Every line that contains the word "究这一问题" should be copied.

Some records:
+--
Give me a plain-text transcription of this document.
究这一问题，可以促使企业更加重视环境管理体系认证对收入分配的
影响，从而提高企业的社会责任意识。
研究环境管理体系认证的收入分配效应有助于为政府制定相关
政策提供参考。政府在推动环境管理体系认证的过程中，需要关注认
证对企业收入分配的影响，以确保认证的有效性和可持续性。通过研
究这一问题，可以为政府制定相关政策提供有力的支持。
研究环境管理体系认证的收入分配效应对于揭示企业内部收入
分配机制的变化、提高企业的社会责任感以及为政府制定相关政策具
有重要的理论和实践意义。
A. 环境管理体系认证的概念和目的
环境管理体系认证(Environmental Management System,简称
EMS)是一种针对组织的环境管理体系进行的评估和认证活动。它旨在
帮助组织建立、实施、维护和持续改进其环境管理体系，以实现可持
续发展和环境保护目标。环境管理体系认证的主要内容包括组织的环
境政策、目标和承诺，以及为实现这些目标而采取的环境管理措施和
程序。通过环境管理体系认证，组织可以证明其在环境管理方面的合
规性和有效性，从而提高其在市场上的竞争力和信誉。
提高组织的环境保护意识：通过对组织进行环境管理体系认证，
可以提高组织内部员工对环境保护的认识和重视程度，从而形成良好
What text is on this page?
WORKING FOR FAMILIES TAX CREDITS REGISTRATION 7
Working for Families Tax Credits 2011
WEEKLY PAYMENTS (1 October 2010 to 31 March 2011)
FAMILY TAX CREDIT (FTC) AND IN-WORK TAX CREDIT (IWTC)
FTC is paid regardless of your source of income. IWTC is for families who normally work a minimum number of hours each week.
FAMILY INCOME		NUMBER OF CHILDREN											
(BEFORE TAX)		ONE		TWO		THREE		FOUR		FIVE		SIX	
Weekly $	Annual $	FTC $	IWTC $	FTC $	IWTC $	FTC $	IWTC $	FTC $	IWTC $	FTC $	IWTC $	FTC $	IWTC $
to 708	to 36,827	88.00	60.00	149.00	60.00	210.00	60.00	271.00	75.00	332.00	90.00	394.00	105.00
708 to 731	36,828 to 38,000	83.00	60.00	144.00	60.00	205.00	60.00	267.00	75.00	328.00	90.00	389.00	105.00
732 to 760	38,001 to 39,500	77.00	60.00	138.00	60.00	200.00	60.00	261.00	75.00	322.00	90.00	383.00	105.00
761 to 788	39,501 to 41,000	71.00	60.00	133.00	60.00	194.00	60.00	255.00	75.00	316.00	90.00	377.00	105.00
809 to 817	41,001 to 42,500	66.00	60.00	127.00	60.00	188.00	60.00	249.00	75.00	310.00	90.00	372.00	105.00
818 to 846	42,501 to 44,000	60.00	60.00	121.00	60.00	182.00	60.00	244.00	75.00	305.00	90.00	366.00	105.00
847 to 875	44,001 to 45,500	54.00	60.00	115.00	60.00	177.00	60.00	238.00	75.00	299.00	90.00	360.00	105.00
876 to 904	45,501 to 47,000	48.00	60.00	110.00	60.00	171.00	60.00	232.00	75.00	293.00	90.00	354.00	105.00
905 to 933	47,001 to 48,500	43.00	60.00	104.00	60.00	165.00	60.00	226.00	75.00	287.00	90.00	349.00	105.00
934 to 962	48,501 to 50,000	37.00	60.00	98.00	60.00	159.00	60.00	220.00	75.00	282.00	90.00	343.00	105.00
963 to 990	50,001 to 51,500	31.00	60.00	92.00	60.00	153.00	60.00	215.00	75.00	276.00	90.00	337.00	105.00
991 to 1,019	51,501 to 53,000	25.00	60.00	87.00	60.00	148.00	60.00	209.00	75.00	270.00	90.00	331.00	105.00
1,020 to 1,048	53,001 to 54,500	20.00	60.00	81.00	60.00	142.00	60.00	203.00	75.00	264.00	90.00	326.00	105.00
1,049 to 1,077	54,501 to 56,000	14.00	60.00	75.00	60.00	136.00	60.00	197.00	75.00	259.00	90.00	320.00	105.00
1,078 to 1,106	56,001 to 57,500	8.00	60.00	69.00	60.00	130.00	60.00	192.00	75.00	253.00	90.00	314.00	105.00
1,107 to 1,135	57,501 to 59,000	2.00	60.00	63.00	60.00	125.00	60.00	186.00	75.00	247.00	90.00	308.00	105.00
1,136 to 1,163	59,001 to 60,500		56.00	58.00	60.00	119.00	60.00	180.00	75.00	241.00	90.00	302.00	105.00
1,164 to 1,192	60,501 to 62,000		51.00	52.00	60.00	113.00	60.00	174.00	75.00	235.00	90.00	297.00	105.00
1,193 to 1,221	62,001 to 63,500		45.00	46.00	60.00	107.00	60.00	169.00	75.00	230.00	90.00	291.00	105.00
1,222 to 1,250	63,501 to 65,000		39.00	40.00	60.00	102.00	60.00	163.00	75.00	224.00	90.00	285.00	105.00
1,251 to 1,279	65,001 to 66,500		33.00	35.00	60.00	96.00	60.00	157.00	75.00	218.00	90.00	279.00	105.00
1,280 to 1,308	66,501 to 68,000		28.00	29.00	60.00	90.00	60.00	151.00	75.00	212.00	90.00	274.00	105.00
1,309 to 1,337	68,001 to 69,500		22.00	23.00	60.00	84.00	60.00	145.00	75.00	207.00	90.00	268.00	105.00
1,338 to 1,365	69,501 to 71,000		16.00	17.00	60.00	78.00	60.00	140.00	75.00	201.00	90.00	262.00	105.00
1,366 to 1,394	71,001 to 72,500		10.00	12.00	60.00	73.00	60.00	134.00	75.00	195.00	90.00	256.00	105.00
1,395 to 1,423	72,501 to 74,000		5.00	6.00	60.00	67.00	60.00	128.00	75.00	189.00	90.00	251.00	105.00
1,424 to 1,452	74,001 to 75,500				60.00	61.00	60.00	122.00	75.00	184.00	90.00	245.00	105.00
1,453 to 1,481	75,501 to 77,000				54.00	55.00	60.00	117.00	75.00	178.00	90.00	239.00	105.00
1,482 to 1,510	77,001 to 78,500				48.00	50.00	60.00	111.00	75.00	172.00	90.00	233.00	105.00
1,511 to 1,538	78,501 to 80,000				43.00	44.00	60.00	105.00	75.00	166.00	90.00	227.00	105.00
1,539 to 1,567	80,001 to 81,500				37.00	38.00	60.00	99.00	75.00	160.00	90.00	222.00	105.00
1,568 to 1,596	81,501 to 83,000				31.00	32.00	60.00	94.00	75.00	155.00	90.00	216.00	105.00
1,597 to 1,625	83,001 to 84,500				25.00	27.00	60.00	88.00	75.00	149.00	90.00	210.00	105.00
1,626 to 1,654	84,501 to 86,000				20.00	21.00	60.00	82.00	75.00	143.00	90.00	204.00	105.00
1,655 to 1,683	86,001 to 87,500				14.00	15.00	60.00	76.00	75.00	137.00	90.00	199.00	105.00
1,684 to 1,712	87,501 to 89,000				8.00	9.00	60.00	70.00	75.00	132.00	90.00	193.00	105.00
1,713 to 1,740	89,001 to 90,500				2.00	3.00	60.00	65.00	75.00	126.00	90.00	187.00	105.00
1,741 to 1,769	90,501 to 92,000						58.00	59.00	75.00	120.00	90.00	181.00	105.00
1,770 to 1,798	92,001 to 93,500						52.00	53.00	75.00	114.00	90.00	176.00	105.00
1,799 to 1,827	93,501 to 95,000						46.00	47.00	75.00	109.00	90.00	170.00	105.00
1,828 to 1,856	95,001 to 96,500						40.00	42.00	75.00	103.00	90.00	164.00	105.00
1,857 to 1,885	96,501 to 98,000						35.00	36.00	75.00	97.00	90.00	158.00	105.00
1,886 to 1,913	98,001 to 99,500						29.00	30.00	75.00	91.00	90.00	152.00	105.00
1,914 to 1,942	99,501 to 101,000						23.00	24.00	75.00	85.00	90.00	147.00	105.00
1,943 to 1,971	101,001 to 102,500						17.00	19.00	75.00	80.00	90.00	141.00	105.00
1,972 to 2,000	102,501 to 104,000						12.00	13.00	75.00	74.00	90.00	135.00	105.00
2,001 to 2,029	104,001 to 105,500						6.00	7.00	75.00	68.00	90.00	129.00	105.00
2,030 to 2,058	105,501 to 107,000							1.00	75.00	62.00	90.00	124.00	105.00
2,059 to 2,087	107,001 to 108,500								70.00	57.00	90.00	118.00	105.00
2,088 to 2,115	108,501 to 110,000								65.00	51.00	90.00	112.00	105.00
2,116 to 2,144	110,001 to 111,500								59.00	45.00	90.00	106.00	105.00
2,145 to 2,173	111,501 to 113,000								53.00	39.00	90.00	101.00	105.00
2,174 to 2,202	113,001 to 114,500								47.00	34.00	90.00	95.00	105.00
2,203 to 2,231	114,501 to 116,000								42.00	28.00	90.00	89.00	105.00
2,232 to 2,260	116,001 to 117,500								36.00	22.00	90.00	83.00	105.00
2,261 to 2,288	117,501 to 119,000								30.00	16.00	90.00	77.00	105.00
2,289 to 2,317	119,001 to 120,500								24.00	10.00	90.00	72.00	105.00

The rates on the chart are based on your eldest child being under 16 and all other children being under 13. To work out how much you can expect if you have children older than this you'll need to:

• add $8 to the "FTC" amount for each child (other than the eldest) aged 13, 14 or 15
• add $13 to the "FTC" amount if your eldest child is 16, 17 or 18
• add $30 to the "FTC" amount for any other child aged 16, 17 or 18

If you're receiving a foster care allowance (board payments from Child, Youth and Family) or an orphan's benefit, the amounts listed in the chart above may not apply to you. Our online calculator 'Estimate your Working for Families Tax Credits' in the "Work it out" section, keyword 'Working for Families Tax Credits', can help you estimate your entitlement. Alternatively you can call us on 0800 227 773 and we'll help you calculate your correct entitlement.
+--
Solution for this task:
究这一问题，可以促使企业更加重视环境管理体系认证对收入分配的
究这一问题，可以为政府制定相关政策提供有力的支持。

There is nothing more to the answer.